Task to carry out
Reproduce the entire listing word for word.

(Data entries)
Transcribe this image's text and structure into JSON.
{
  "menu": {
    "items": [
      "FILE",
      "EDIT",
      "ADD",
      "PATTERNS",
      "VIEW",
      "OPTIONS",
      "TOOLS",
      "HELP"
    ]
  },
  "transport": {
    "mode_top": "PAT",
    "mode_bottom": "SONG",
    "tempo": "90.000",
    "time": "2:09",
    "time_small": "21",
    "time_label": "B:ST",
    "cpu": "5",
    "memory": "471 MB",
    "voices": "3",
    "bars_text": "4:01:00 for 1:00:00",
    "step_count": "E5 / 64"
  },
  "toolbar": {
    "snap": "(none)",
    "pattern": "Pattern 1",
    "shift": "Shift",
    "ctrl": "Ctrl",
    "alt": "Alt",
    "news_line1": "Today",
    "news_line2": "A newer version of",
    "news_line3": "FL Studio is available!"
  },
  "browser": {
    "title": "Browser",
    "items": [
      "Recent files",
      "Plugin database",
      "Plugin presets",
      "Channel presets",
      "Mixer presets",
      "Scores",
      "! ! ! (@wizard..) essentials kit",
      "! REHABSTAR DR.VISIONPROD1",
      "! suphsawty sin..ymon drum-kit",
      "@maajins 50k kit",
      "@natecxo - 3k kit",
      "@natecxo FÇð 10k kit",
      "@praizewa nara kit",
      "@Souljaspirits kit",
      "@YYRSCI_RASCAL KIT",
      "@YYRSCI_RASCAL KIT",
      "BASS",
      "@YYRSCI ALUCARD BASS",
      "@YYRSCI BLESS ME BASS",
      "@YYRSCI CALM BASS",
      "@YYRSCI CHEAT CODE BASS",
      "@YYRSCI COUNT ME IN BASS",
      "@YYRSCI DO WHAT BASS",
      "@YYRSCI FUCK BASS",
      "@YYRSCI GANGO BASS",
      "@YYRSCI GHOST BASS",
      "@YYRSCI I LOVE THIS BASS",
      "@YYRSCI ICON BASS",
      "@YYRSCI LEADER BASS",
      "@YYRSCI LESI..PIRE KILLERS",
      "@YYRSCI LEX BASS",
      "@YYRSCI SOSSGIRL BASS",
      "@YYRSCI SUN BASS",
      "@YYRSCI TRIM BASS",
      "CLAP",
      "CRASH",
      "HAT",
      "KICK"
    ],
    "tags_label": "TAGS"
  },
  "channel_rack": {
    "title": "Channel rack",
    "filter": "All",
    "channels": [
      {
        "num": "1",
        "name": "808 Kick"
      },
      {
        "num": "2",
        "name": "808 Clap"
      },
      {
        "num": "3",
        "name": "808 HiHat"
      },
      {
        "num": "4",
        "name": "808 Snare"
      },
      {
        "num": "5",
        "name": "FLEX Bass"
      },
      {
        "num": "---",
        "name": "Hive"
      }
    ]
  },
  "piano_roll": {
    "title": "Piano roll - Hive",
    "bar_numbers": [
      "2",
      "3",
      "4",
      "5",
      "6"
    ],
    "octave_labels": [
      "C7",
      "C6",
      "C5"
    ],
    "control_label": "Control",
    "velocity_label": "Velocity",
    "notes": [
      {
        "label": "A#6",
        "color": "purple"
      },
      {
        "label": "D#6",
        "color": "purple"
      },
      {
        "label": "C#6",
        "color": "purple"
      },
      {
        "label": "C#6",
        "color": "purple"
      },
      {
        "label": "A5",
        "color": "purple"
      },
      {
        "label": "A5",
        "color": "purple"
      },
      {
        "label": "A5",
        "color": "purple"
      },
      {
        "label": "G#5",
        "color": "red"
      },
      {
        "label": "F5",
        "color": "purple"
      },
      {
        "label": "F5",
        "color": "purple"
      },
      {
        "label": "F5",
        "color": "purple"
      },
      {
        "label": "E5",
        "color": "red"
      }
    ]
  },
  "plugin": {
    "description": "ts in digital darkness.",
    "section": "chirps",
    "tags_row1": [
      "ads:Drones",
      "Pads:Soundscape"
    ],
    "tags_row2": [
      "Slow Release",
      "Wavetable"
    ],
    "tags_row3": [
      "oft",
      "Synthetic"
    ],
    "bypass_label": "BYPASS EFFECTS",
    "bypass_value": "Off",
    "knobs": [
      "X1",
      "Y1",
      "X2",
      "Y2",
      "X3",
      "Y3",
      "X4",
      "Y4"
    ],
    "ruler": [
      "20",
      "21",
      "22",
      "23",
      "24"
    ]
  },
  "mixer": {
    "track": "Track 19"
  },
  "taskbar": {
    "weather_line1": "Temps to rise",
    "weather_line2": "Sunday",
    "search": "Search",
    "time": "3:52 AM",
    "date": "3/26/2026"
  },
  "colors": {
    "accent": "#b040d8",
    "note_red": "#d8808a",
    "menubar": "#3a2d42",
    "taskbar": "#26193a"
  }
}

Exercise solution
Transcribe this image's text and structure into JSON.
{
  "menu": {
    "items": [
      "FILE",
      "EDIT",
      "ADD",
      "PATTERNS",
      "VIEW",
      "OPTIONS",
      "TOOLS",
      "HELP"
    ]
  },
  "transport": {
    "mode_top": "PAT",
    "mode_bottom": "SONG",
    "tempo": "90.000",
    "time": "2:09",
    "time_small": "21",
    "time_label": "B:ST",
    "cpu": "5",
    "memory": "471 MB",
    "voices": "3",
    "bars_text": "4:01:00 for 1:00:00",
    "step_count": "E5 / 64"
  },
  "toolbar": {
    "snap": "(none)",
    "pattern": "Pattern 1",
    "shift": "Shift",
    "ctrl": "Ctrl",
    "alt": "Alt",
    "news_line1": "Today",
    "news_line2": "A newer version of",
    "news_line3": "FL Studio is available!"
  },
  "browser": {
    "title": "Browser",
    "items": [
      "Recent files",
      "Plugin database",
      "Plugin presets",
      "Channel presets",
      "Mixer presets",
      "Scores",
      "! ! ! (@wizard..) essentials kit",
      "! REHABSTAR DR.VISIONPROD1",
      "! suphsawty sin..ymon drum-kit",
      "@maajins 50k kit",
      "@natecxo - 3k kit",
      "@natecxo FÇð 10k kit",
      "@praizewa nara kit",
      "@Souljaspirits kit",
      "@YYRSCI_RASCAL KIT",
      "@YYRSCI_RASCAL KIT",
      "BASS",
      "@YYRSCI ALUCARD BASS",
      "@YYRSCI BLESS ME BASS",
      "@YYRSCI CALM BASS",
      "@YYRSCI CHEAT CODE BASS",
      "@YYRSCI COUNT ME IN BASS",
      "@YYRSCI DO WHAT BASS",
      "@YYRSCI FUCK BASS",
      "@YYRSCI GANGO BASS",
      "@YYRSCI GHOST BASS",
      "@YYRSCI I LOVE THIS BASS",
      "@YYRSCI ICON BASS",
      "@YYRSCI LEADER BASS",
      "@YYRSCI LESI..PIRE KILLERS",
      "@YYRSCI LEX BASS",
      "@YYRSCI SOSSGIRL BASS",
      "@YYRSCI SUN BASS",
      "@YYRSCI TRIM BASS",
      "CLAP",
      "CRASH",
      "HAT",
      "KICK"
    ],
    "tags_label": "TAGS"
  },
  "channel_rack": {
    "title": "Channel rack",
    "filter": "All",
    "channels": [
      {
        "num": "1",
        "name": "808 Kick"
      },
      {
        "num": "2",
        "name": "808 Clap"
      },
      {
        "num": "3",
        "name": "808 HiHat"
      },
      {
        "num": "4",
        "name": "808 Snare"
      },
      {
        "num": "5",
        "name": "FLEX Bass"
      },
      {
        "num": "---",
        "name": "Hive"
      }
    ]
  },
  "piano_roll": {
    "title": "Piano roll - Hive",
    "bar_numbers": [
      "2",
      "3",
      "4",
      "5",
      "6"
    ],
    "octave_labels": [
      "C7",
      "C6",
      "C5"
    ],
    "control_label": "Control",
    "velocity_label": "Velocity",
    "notes": [
      {
        "label": "A#6",
        "color": "purple"
      },
      {
        "label": "D#6",
        "color": "purple"
      },
      {
        "label": "C#6",
        "color": "purple"
      },
      {
        "label": "C#6",
        "color": "purple"
      },
      {
        "label": "A5",
        "color": "purple"
      },
      {
        "label": "A5",
        "color": "purple"
      },
      {
        "label": "A5",
        "color": "purple"
      },
      {
        "label": "G#5",
        "color": "red"
      },
      {
        "label": "F5",
        "color": "purple"
      },
      {
        "label": "F5",
        "color": "purple"
      },
      {
        "label": "F5",
        "color": "purple"
      },
      {
        "label": "E5",
        "color": "red"
      }
    ]
  },
  "plugin": {
    "description": "ts in digital darkness.",
    "section": "chirps",
    "tags_row1": [
      "ads:Drones",
      "Pads:Soundscape"
    ],
    "tags_row2": [
      "Slow Release",
      "Wavetable"
    ],
    "tags_row3": [
      "oft",
      "Synthetic"
    ],
    "bypass_label": "BYPASS EFFECTS",
    "bypass_value": "Off",
    "knobs": [
      "X1",
      "Y1",
      "X2",
      "Y2",
      "X3",
      "Y3",
      "X4",
      "Y4"
    ],
    "ruler": [
      "20",
      "21",
      "22",
      "23",
      "24"
    ]
  },
  "mixer": {
    "track": "Track 19"
  },
  "taskbar": {
    "weather_line1": "Temps to rise",
    "weather_line2": "Sunday",
    "search": "Search",
    "time": "3:52 AM",
    "date": "3/26/2026"
  },
  "colors": {
    "accent": "#b040d8",
    "note_red": "#d8808a",
    "menubar": "#3a2d42",
    "taskbar": "#26193a"
  }
}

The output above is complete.